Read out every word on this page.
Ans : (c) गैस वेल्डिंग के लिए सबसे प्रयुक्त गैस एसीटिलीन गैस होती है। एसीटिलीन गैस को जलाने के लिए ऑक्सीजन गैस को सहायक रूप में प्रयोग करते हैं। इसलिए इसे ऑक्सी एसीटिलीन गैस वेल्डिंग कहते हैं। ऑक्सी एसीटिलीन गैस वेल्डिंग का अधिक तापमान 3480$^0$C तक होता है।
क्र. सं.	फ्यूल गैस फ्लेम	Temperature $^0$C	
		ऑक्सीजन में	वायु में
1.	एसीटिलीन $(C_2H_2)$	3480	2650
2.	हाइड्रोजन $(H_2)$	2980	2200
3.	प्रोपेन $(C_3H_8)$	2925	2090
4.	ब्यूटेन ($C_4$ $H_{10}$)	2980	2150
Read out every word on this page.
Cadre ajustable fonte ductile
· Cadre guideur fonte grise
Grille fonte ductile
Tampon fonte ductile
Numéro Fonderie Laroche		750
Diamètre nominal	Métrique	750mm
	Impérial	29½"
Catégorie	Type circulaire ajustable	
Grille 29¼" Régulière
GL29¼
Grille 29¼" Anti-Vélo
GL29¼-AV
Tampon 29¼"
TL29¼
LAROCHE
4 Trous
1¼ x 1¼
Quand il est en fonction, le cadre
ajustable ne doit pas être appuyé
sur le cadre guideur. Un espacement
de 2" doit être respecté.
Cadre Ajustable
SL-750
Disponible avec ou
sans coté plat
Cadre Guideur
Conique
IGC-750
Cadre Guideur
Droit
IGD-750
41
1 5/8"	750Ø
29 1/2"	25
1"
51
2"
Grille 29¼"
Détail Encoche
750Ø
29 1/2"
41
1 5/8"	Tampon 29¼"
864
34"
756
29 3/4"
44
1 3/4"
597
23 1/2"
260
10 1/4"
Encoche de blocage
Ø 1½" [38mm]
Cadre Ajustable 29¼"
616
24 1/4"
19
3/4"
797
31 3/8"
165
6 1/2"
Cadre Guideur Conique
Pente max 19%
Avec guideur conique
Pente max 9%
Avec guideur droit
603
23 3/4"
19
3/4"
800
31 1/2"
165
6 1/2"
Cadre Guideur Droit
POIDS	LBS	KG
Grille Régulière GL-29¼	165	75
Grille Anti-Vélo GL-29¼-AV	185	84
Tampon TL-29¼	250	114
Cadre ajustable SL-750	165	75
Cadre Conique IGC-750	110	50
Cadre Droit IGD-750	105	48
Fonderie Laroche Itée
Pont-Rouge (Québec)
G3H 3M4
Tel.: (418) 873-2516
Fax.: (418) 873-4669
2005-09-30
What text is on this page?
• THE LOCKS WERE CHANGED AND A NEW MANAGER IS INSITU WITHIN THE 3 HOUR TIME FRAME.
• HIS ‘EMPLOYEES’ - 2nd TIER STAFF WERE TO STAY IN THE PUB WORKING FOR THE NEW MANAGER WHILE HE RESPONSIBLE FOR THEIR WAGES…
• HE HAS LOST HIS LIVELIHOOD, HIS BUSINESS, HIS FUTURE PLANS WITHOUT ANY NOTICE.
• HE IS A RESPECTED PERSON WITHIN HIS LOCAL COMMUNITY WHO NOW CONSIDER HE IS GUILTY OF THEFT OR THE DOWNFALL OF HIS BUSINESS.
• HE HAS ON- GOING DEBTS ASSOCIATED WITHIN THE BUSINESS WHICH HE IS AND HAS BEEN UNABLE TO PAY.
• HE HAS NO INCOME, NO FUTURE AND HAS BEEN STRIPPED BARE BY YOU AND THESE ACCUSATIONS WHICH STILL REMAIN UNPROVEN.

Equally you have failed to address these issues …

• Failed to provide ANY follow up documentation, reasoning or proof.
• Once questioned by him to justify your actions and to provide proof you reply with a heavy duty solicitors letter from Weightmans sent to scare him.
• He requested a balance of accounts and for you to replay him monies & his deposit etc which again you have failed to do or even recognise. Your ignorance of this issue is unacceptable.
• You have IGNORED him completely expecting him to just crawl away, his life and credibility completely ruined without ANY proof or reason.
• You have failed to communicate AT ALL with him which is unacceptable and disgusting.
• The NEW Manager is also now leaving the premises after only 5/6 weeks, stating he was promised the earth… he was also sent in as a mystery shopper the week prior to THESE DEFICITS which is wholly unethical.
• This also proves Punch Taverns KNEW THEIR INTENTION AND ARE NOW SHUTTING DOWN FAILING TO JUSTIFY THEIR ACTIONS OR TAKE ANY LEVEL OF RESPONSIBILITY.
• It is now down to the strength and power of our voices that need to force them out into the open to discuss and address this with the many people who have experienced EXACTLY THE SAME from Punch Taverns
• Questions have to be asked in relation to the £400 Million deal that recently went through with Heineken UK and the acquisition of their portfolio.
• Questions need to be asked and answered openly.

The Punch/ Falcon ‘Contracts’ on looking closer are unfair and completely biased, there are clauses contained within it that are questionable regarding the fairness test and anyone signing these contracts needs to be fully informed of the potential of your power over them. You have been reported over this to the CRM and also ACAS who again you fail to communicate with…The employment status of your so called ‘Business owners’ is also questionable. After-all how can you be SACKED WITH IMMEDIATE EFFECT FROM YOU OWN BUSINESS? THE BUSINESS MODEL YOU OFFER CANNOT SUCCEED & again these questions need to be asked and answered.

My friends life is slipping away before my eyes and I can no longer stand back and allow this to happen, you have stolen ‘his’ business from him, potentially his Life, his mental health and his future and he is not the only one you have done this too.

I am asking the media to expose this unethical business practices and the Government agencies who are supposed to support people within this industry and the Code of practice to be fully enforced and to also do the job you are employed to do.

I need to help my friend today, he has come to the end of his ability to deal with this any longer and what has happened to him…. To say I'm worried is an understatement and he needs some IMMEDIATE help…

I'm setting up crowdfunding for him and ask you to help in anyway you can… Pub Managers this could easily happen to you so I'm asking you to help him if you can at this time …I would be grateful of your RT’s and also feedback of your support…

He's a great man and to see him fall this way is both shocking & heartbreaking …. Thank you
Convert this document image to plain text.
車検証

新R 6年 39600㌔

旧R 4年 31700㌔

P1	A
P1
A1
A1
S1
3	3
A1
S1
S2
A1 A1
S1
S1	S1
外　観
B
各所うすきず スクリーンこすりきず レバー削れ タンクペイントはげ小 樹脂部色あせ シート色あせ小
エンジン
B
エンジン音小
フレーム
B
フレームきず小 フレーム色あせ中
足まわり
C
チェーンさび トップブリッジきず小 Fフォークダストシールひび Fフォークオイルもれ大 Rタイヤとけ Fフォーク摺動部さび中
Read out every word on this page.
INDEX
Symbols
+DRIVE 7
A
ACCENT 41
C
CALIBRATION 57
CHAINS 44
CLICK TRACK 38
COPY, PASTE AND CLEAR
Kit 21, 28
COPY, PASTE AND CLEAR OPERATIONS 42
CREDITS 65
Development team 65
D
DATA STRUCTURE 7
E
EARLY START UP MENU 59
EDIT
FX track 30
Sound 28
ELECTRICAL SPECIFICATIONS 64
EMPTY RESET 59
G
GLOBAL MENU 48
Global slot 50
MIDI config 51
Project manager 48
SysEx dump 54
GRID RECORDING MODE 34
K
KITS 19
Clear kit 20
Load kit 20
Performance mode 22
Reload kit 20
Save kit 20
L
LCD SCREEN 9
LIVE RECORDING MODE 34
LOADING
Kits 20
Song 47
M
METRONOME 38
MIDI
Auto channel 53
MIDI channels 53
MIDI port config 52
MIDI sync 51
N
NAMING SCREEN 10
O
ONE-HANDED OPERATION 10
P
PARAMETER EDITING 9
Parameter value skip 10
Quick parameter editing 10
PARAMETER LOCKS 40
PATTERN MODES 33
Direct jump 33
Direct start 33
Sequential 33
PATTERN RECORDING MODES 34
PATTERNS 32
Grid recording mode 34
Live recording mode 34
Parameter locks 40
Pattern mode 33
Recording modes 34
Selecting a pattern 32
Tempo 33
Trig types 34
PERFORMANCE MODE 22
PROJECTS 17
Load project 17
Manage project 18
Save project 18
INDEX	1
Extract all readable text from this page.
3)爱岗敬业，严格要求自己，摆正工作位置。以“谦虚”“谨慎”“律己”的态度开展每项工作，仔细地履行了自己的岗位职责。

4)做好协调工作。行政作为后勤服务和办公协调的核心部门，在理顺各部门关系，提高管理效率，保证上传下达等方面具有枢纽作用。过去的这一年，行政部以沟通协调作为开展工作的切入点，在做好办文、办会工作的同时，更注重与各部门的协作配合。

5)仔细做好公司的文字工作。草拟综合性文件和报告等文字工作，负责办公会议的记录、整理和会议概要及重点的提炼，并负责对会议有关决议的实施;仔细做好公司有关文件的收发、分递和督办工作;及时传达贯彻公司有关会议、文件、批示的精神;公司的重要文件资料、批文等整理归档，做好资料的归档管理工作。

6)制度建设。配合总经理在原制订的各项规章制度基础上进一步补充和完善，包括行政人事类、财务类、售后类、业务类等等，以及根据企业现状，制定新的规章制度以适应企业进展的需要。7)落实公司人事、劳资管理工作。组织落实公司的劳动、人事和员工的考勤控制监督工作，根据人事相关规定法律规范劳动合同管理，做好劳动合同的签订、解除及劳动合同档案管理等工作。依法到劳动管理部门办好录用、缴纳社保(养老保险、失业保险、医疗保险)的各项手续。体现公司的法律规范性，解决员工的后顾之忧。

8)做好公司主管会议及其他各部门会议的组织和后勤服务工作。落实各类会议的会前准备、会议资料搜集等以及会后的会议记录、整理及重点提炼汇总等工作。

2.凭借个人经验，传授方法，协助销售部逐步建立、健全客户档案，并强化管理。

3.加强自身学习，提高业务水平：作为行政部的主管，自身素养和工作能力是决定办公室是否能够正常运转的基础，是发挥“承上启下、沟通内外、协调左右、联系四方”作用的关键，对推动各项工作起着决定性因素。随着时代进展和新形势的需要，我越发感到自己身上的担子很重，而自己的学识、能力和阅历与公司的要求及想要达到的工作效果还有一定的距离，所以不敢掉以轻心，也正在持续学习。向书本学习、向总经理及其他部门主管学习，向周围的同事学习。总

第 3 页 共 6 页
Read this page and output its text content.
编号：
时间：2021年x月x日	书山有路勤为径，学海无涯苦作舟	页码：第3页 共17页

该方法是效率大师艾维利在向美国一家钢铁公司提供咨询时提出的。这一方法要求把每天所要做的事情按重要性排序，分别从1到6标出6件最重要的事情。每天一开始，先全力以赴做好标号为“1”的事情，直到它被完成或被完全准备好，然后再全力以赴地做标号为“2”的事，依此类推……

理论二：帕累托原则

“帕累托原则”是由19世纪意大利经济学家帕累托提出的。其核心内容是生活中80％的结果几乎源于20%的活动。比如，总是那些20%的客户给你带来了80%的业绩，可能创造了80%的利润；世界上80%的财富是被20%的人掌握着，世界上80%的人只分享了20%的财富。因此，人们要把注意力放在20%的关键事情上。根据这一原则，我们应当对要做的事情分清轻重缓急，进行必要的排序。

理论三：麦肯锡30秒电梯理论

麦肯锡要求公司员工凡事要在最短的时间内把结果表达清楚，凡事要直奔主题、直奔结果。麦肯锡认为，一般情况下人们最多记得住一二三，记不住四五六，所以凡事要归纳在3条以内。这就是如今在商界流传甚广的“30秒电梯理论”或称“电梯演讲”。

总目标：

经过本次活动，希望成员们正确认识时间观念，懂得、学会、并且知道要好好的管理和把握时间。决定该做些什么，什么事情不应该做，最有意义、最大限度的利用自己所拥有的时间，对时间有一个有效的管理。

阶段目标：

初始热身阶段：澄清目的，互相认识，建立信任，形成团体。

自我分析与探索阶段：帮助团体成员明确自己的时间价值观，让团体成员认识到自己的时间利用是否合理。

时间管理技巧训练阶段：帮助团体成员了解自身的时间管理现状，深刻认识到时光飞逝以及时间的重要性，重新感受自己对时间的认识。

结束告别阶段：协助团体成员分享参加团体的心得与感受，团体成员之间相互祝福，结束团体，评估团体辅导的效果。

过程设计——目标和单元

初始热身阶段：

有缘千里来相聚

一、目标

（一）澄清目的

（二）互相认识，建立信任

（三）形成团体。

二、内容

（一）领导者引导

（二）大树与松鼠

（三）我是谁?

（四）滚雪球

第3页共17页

Aim of the task
Identify the lines in the entries above that contain "asking", then copy them out.

Complete response
I am asking the media to expose this unethical business practices and the Government agencies who are supposed to support people within this industry and the Code of practice to be fully enforced and to also do the job you are employed to do.
I'm setting up crowdfunding for him and ask you to help in anyway you can… Pub Managers this could easily happen to you so I'm asking you to help him if you can at this time …I would be grateful of your RT’s and also feedback of your support…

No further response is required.